* **WRITTEN TASK**:
Can you return, unchanged, the lines from the one that contains "Output the text content of this document." to the last line, with the pictures left out?

··· DATASET EXCERPTS ···

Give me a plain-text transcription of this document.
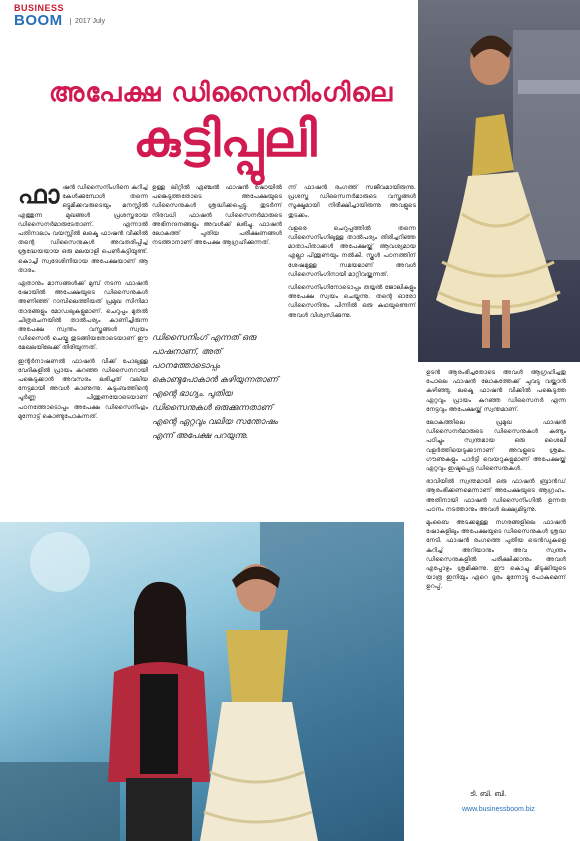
BUSINESS
BOOM	2017 July
അപേക്ഷ ഡിസൈനിംഗിലെ
കുട്ടിപ്പുലി
ഫാ ഷൻ ഡിസൈനിംഗിനെ കുറിച്ച് കേൾക്കുമ്പോൾ തന്നെ ഒട്ടുമിക്കവരുടെയും മനസ്സിൽ എത്തുന്ന മുഖങ്ങൾ പ്രശസ്തരായ ഡിസൈനർമാരുടേതാണ്. എന്നാൽ പതിനാലാം വയസ്സിൽ ലക്മെ ഫാഷൻ വീക്കിൽ തന്റെ ഡിസൈനുകൾ അവതരിപ്പിച്ച് ശ്രദ്ധേയയായ ഒരു മലയാളി പെൺകുട്ടിയുണ്ട്. കൊച്ചി സ്വദേശിനിയായ അപേക്ഷയാണ് ആ താരം.

ഏതാനും മാസങ്ങൾക്ക് മുമ്പ് നടന്ന ഫാഷൻ ഷോയിൽ അപേക്ഷയുടെ ഡിസൈനുകൾ അണിഞ്ഞ് റാമ്പിലെത്തിയത് പ്രമുഖ സിനിമാ താരങ്ങളും മോഡലുകളുമാണ്. ചെറുപ്പം മുതൽ ചിത്രരചനയിൽ താൽപര്യം കാണിച്ചിരുന്ന അപേക്ഷ സ്വന്തം വസ്ത്രങ്ങൾ സ്വയം ഡിസൈൻ ചെയ്തു തുടങ്ങിയതോടെയാണ് ഈ മേഖലയിലേക്ക് തിരിയുന്നത്.

ഇന്റർനാഷണൽ ഫാഷൻ വീക്ക് പോലുള്ള വേദികളിൽ പ്രായം കുറഞ്ഞ ഡിസൈനറായി പങ്കെടുക്കാൻ അവസരം ലഭിച്ചത് വലിയ നേട്ടമായി അവൾ കാണുന്നു. കുടുംബത്തിന്റെ പൂർണ്ണ പിന്തുണയോടെയാണ് പഠനത്തോടൊപ്പം അപേക്ഷ ഡിസൈനിംഗും മുന്നോട്ട് കൊണ്ടുപോകുന്നത്.

ഉള്ള ലിറ്റിൽ ഏഞ്ചൽ ഫാഷൻ ഷോയിൽ പങ്കെടുത്തതോടെ അപേക്ഷയുടെ ഡിസൈനുകൾ ശ്രദ്ധിക്കപ്പെട്ടു. തുടർന്ന് നിരവധി ഫാഷൻ ഡിസൈനർമാരുടെ അഭിനന്ദനങ്ങളും അവൾക്ക് ലഭിച്ചു. ഫാഷൻ ലോകത്ത് പുതിയ പരീക്ഷണങ്ങൾ നടത്താനാണ് അപേക്ഷ ആഗ്രഹിക്കുന്നത്.

ഡിസൈനിംഗ് എന്നത് ഒരു പാഷനാണ്, അത് പഠനത്തോടൊപ്പം കൊണ്ടുപോകാൻ കഴിയുന്നതാണ് എന്റെ ഭാഗ്യം. പുതിയ ഡിസൈനുകൾ ഒരുക്കുന്നതാണ് എന്റെ ഏറ്റവും വലിയ സന്തോഷം എന്ന് അപേക്ഷ പറയുന്നു.

ന്ന് ഫാഷൻ രംഗത്ത് സജീവമായിരുന്നു. പ്രശസ്ത ഡിസൈനർമാരുടെ വസ്ത്രങ്ങൾ സൂക്ഷ്മമായി നിരീക്ഷിച്ചായിരുന്നു അവളുടെ തുടക്കം.

വളരെ ചെറുപ്പത്തിൽ തന്നെ ഡിസൈനിംഗിലുള്ള താൽപര്യം തിരിച്ചറിഞ്ഞ മാതാപിതാക്കൾ അപേക്ഷയ്ക്ക് ആവശ്യമായ എല്ലാ പിന്തുണയും നൽകി. സ്കൂൾ പഠനത്തിന് ശേഷമുള്ള സമയമാണ് അവൾ ഡിസൈനിംഗിനായി മാറ്റിവയ്ക്കുന്നത്.

ഡിസൈനിംഗിനോടൊപ്പം തയ്യൽ ജോലികളും അപേക്ഷ സ്വയം ചെയ്യുന്നു. തന്റെ ഓരോ ഡിസൈനിനും പിന്നിൽ ഒരു കഥയുണ്ടെന്ന് അവൾ വിശ്വസിക്കുന്നു.

ഉടൻ ആരംഭിച്ചതോടെ അവൾ ആഗ്രഹിച്ചതു പോലെ ഫാഷൻ ലോകത്തേക്ക് ചുവടു വയ്ക്കാൻ കഴിഞ്ഞു. ലക്മെ ഫാഷൻ വീക്കിൽ പങ്കെടുത്ത ഏറ്റവും പ്രായം കുറഞ്ഞ ഡിസൈനർ എന്ന നേട്ടവും അപേക്ഷയ്ക്ക് സ്വന്തമാണ്.

ലോകത്തിലെ പ്രമുഖ ഫാഷൻ ഡിസൈനർമാരുടെ ഡിസൈനുകൾ കണ്ടും പഠിച്ചും സ്വന്തമായ ഒരു ശൈലി വളർത്തിയെടുക്കാനാണ് അവളുടെ ശ്രമം. ഗൗണുകളും പാർട്ടി വെയറുകളുമാണ് അപേക്ഷയ്ക്ക് ഏറ്റവും ഇഷ്ടപ്പെട്ട ഡിസൈനുകൾ.

ഭാവിയിൽ സ്വന്തമായി ഒരു ഫാഷൻ ബ്രാൻഡ് ആരംഭിക്കണമെന്നാണ് അപേക്ഷയുടെ ആഗ്രഹം. അതിനായി ഫാഷൻ ഡിസൈനിംഗിൽ ഉന്നത പഠനം നടത്താനും അവൾ ലക്ഷ്യമിടുന്നു.

മുംബൈ അടക്കമുള്ള നഗരങ്ങളിലെ ഫാഷൻ ഷോകളിലും അപേക്ഷയുടെ ഡിസൈനുകൾ ശ്രദ്ധ നേടി. ഫാഷൻ രംഗത്തെ പുതിയ ട്രെൻഡുകളെ കുറിച്ച് അറിയാനും അവ സ്വന്തം ഡിസൈനുകളിൽ പരീക്ഷിക്കാനും അവൾ എപ്പോഴും ശ്രമിക്കുന്നു. ഈ കൊച്ചു മിടുക്കിയുടെ യാത്ര ഇനിയും ഏറെ ദൂരം മുന്നോട്ടു പോകുമെന്ന് ഉറപ്പ്.

ടി. ബി. ബി.
www.businessboom.biz
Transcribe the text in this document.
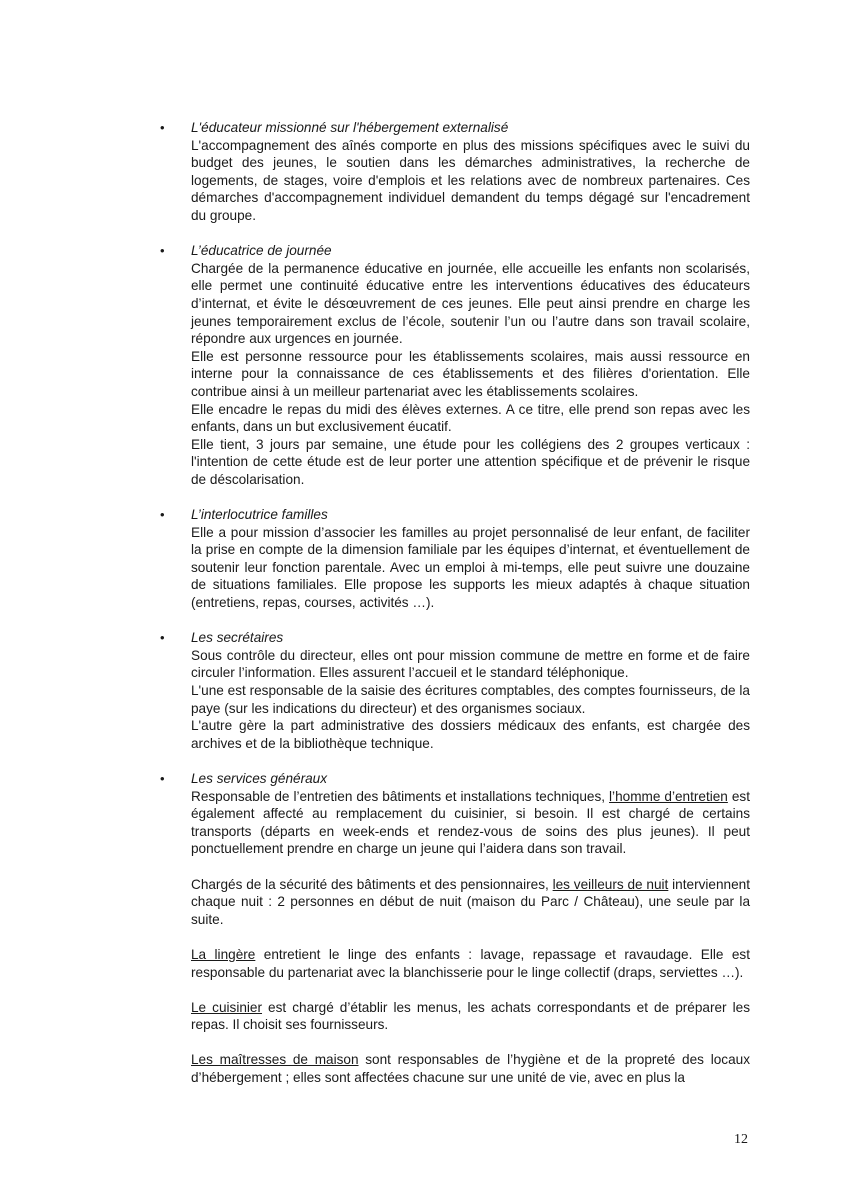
• L'éducateur missionné sur l'hébergement externalisé
L'accompagnement des aînés comporte en plus des missions spécifiques avec le suivi du budget des jeunes, le soutien dans les démarches administratives, la recherche de logements, de stages, voire d'emplois et les relations avec de nombreux partenaires. Ces démarches d'accompagnement individuel demandent du temps dégagé sur l'encadrement du groupe.
• L’éducatrice de journée
Chargée de la permanence éducative en journée, elle accueille les enfants non scolarisés, elle permet une continuité éducative entre les interventions éducatives des éducateurs d’internat, et évite le désœuvrement de ces jeunes. Elle peut ainsi prendre en charge les jeunes temporairement exclus de l’école, soutenir l’un ou l’autre dans son travail scolaire, répondre aux urgences en journée.
Elle est personne ressource pour les établissements scolaires, mais aussi ressource en interne pour la connaissance de ces établissements et des filières d'orientation. Elle contribue ainsi à un meilleur partenariat avec les établissements scolaires.
Elle encadre le repas du midi des élèves externes. A ce titre, elle prend son repas avec les enfants, dans un but exclusivement éucatif.
Elle tient, 3 jours par semaine, une étude pour les collégiens des 2 groupes verticaux : l'intention de cette étude est de leur porter une attention spécifique et de prévenir le risque de déscolarisation.
• L’interlocutrice familles
Elle a pour mission d’associer les familles au projet personnalisé de leur enfant, de faciliter la prise en compte de la dimension familiale par les équipes d’internat, et éventuellement de soutenir leur fonction parentale. Avec un emploi à mi-temps, elle peut suivre une douzaine de situations familiales. Elle propose les supports les mieux adaptés à chaque situation (entretiens, repas, courses, activités …).
• Les secrétaires
Sous contrôle du directeur, elles ont pour mission commune de mettre en forme et de faire circuler l’information. Elles assurent l’accueil et le standard téléphonique.
L'une est responsable de la saisie des écritures comptables, des comptes fournisseurs, de la paye (sur les indications du directeur) et des organismes sociaux.
L'autre gère la part administrative des dossiers médicaux des enfants, est chargée des archives et de la bibliothèque technique.
• Les services généraux
Responsable de l’entretien des bâtiments et installations techniques, l’homme d’entretien est également affecté au remplacement du cuisinier, si besoin. Il est chargé de certains transports (départs en week-ends et rendez-vous de soins des plus jeunes). Il peut ponctuellement prendre en charge un jeune qui l’aidera dans son travail.
Chargés de la sécurité des bâtiments et des pensionnaires, les veilleurs de nuit interviennent chaque nuit : 2 personnes en début de nuit (maison du Parc / Château), une seule par la suite.
La lingère entretient le linge des enfants : lavage, repassage et ravaudage. Elle est responsable du partenariat avec la blanchisserie pour le linge collectif (draps, serviettes …).
Le cuisinier est chargé d’établir les menus, les achats correspondants et de préparer les repas. Il choisit ses fournisseurs.
Les maîtresses de maison sont responsables de l’hygiène et de la propreté des locaux d’hébergement ; elles sont affectées chacune sur une unité de vie, avec en plus la
12
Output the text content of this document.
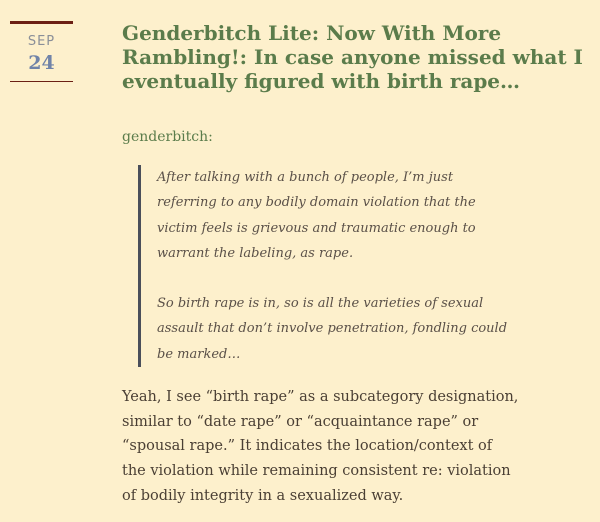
SEP
24
Genderbitch Lite: Now With More Rambling!: In case anyone missed what I eventually figured with birth rape…
genderbitch:

After talking with a bunch of people, I’m just
referring to any bodily domain violation that the
victim feels is grievous and traumatic enough to
warrant the labeling, as rape.

So birth rape is in, so is all the varieties of sexual
assault that don’t involve penetration, fondling could
be marked…

Yeah, I see “birth rape” as a subcategory designation,
similar to “date rape” or “acquaintance rape” or
“spousal rape.” It indicates the location/context of
the violation while remaining consistent re: violation
of bodily integrity in a sexualized way.
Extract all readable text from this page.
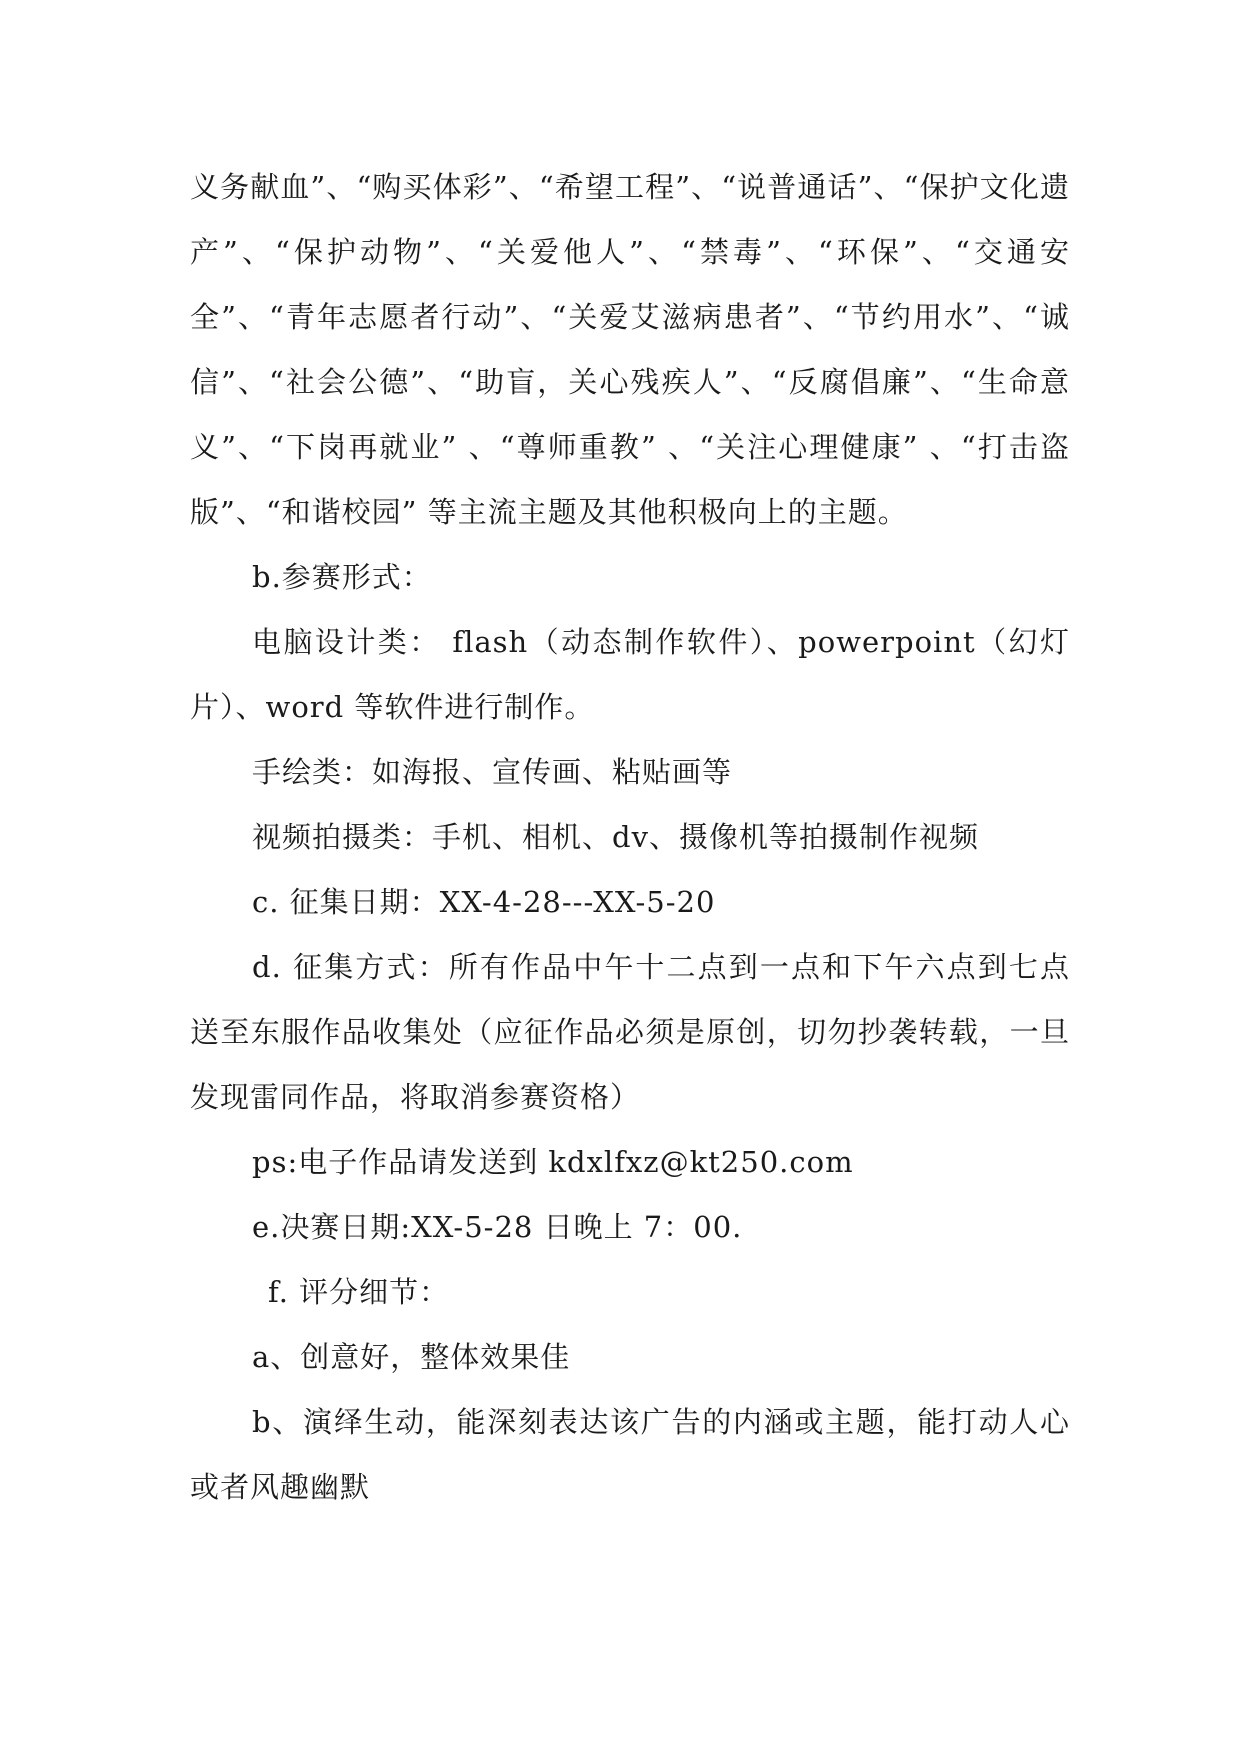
义务献血”、“购买体彩”、“希望工程”、“说普通话”、“保护文化遗产”、“保护动物”、“关爱他人”、“禁毒”、“环保”、“交通安全”、“青年志愿者行动”、“关爱艾滋病患者”、“节约用水”、“诚信”、“社会公德”、“助盲，关心残疾人”、“反腐倡廉”、“生命意义”、“下岗再就业” 、“尊师重教” 、“关注心理健康” 、“打击盗版”、“和谐校园” 等主流主题及其他积极向上的主题。

b.参赛形式：

电脑设计类： flash（动态制作软件）、powerpoint（幻灯片）、word 等软件进行制作。

手绘类：如海报、宣传画、粘贴画等

视频拍摄类：手机、相机、dv、摄像机等拍摄制作视频

c. 征集日期：XX-4-28---XX-5-20

d. 征集方式：所有作品中午十二点到一点和下午六点到七点送至东服作品收集处（应征作品必须是原创，切勿抄袭转载，一旦发现雷同作品，将取消参赛资格）

ps:电子作品请发送到 kdxlfxz@kt250.com

e.决赛日期:XX-5-28 日晚上 7：00.

f. 评分细节：

a、创意好，整体效果佳

b、演绎生动，能深刻表达该广告的内涵或主题，能打动人心或者风趣幽默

···

* **THE RESULT**:
Output the text content of this document.
SEP
24
Genderbitch Lite: Now With More Rambling!: In case anyone missed what I eventually figured with birth rape…
genderbitch:

After talking with a bunch of people, I’m just
referring to any bodily domain violation that the
victim feels is grievous and traumatic enough to
warrant the labeling, as rape.

So birth rape is in, so is all the varieties of sexual
assault that don’t involve penetration, fondling could
be marked…

Yeah, I see “birth rape” as a subcategory designation,
similar to “date rape” or “acquaintance rape” or
“spousal rape.” It indicates the location/context of
the violation while remaining consistent re: violation
of bodily integrity in a sexualized way.
Extract all readable text from this page.
义务献血”、“购买体彩”、“希望工程”、“说普通话”、“保护文化遗产”、“保护动物”、“关爱他人”、“禁毒”、“环保”、“交通安全”、“青年志愿者行动”、“关爱艾滋病患者”、“节约用水”、“诚信”、“社会公德”、“助盲，关心残疾人”、“反腐倡廉”、“生命意义”、“下岗再就业” 、“尊师重教” 、“关注心理健康” 、“打击盗版”、“和谐校园” 等主流主题及其他积极向上的主题。

b.参赛形式：

电脑设计类： flash（动态制作软件）、powerpoint（幻灯片）、word 等软件进行制作。

手绘类：如海报、宣传画、粘贴画等

视频拍摄类：手机、相机、dv、摄像机等拍摄制作视频

c. 征集日期：XX-4-28---XX-5-20

d. 征集方式：所有作品中午十二点到一点和下午六点到七点送至东服作品收集处（应征作品必须是原创，切勿抄袭转载，一旦发现雷同作品，将取消参赛资格）

ps:电子作品请发送到 kdxlfxz@kt250.com

e.决赛日期:XX-5-28 日晚上 7：00.

f. 评分细节：

a、创意好，整体效果佳

b、演绎生动，能深刻表达该广告的内涵或主题，能打动人心或者风趣幽默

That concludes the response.